Would you return the complete listing below word for word?

**Extracted data**
___

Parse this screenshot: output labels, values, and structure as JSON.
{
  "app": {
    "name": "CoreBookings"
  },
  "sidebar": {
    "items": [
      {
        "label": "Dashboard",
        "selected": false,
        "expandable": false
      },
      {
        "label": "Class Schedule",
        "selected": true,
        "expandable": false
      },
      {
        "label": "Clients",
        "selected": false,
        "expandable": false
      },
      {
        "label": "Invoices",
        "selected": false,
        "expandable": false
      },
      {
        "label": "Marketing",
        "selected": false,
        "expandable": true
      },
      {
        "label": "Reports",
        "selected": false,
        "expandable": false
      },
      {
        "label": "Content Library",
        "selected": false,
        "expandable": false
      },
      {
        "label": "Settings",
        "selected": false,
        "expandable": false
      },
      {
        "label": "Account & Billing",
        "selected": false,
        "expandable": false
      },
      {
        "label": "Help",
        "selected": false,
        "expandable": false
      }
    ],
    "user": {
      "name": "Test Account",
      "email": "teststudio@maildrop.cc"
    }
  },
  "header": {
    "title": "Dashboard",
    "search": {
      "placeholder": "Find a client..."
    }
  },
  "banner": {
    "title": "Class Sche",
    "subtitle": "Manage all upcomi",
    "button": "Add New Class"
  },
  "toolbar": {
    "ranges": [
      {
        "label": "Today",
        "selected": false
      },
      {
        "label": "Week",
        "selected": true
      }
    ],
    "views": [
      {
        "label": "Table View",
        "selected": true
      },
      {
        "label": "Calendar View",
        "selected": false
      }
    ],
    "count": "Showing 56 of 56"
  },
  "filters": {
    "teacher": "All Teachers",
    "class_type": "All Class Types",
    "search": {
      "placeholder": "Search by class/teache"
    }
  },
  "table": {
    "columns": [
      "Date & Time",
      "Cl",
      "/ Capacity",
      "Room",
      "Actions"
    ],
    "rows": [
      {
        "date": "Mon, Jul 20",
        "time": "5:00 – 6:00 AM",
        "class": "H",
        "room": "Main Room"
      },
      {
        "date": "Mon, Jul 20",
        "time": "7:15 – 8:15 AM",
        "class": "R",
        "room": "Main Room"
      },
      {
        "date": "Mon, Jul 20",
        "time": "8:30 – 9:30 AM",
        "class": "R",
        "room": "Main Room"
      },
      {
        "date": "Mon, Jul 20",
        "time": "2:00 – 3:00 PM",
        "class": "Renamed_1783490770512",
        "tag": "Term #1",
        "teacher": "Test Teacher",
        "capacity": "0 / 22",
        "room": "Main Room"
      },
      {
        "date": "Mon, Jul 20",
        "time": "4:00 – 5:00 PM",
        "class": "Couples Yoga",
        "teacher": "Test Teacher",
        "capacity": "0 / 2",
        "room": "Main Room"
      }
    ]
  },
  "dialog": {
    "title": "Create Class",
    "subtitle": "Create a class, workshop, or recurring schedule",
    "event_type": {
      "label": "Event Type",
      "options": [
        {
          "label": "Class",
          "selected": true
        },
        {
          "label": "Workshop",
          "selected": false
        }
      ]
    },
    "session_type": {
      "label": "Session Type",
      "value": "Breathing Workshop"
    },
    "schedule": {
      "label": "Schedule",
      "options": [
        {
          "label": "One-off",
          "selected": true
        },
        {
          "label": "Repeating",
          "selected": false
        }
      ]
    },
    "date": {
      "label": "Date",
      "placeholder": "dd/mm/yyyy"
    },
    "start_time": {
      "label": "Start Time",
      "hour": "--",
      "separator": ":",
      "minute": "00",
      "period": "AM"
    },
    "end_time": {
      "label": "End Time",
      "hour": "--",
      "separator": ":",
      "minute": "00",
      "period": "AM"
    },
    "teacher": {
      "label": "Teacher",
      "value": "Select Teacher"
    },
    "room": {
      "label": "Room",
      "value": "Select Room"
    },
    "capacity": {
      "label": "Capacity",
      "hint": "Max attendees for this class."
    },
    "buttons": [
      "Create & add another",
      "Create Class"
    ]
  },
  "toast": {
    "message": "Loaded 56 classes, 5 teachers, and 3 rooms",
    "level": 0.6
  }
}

___

**Answer to this exercise**
Parse this screenshot: output labels, values, and structure as JSON.
{
  "app": {
    "name": "CoreBookings"
  },
  "sidebar": {
    "items": [
      {
        "label": "Dashboard",
        "selected": false,
        "expandable": false
      },
      {
        "label": "Class Schedule",
        "selected": true,
        "expandable": false
      },
      {
        "label": "Clients",
        "selected": false,
        "expandable": false
      },
      {
        "label": "Invoices",
        "selected": false,
        "expandable": false
      },
      {
        "label": "Marketing",
        "selected": false,
        "expandable": true
      },
      {
        "label": "Reports",
        "selected": false,
        "expandable": false
      },
      {
        "label": "Content Library",
        "selected": false,
        "expandable": false
      },
      {
        "label": "Settings",
        "selected": false,
        "expandable": false
      },
      {
        "label": "Account & Billing",
        "selected": false,
        "expandable": false
      },
      {
        "label": "Help",
        "selected": false,
        "expandable": false
      }
    ],
    "user": {
      "name": "Test Account",
      "email": "teststudio@maildrop.cc"
    }
  },
  "header": {
    "title": "Dashboard",
    "search": {
      "placeholder": "Find a client..."
    }
  },
  "banner": {
    "title": "Class Sche",
    "subtitle": "Manage all upcomi",
    "button": "Add New Class"
  },
  "toolbar": {
    "ranges": [
      {
        "label": "Today",
        "selected": false
      },
      {
        "label": "Week",
        "selected": true
      }
    ],
    "views": [
      {
        "label": "Table View",
        "selected": true
      },
      {
        "label": "Calendar View",
        "selected": false
      }
    ],
    "count": "Showing 56 of 56"
  },
  "filters": {
    "teacher": "All Teachers",
    "class_type": "All Class Types",
    "search": {
      "placeholder": "Search by class/teache"
    }
  },
  "table": {
    "columns": [
      "Date & Time",
      "Cl",
      "/ Capacity",
      "Room",
      "Actions"
    ],
    "rows": [
      {
        "date": "Mon, Jul 20",
        "time": "5:00 – 6:00 AM",
        "class": "H",
        "room": "Main Room"
      },
      {
        "date": "Mon, Jul 20",
        "time": "7:15 – 8:15 AM",
        "class": "R",
        "room": "Main Room"
      },
      {
        "date": "Mon, Jul 20",
        "time": "8:30 – 9:30 AM",
        "class": "R",
        "room": "Main Room"
      },
      {
        "date": "Mon, Jul 20",
        "time": "2:00 – 3:00 PM",
        "class": "Renamed_1783490770512",
        "tag": "Term #1",
        "teacher": "Test Teacher",
        "capacity": "0 / 22",
        "room": "Main Room"
      },
      {
        "date": "Mon, Jul 20",
        "time": "4:00 – 5:00 PM",
        "class": "Couples Yoga",
        "teacher": "Test Teacher",
        "capacity": "0 / 2",
        "room": "Main Room"
      }
    ]
  },
  "dialog": {
    "title": "Create Class",
    "subtitle": "Create a class, workshop, or recurring schedule",
    "event_type": {
      "label": "Event Type",
      "options": [
        {
          "label": "Class",
          "selected": true
        },
        {
          "label": "Workshop",
          "selected": false
        }
      ]
    },
    "session_type": {
      "label": "Session Type",
      "value": "Breathing Workshop"
    },
    "schedule": {
      "label": "Schedule",
      "options": [
        {
          "label": "One-off",
          "selected": true
        },
        {
          "label": "Repeating",
          "selected": false
        }
      ]
    },
    "date": {
      "label": "Date",
      "placeholder": "dd/mm/yyyy"
    },
    "start_time": {
      "label": "Start Time",
      "hour": "--",
      "separator": ":",
      "minute": "00",
      "period": "AM"
    },
    "end_time": {
      "label": "End Time",
      "hour": "--",
      "separator": ":",
      "minute": "00",
      "period": "AM"
    },
    "teacher": {
      "label": "Teacher",
      "value": "Select Teacher"
    },
    "room": {
      "label": "Room",
      "value": "Select Room"
    },
    "capacity": {
      "label": "Capacity",
      "hint": "Max attendees for this class."
    },
    "buttons": [
      "Create & add another",
      "Create Class"
    ]
  },
  "toast": {
    "message": "Loaded 56 classes, 5 teachers, and 3 rooms",
    "level": 0.6
  }
}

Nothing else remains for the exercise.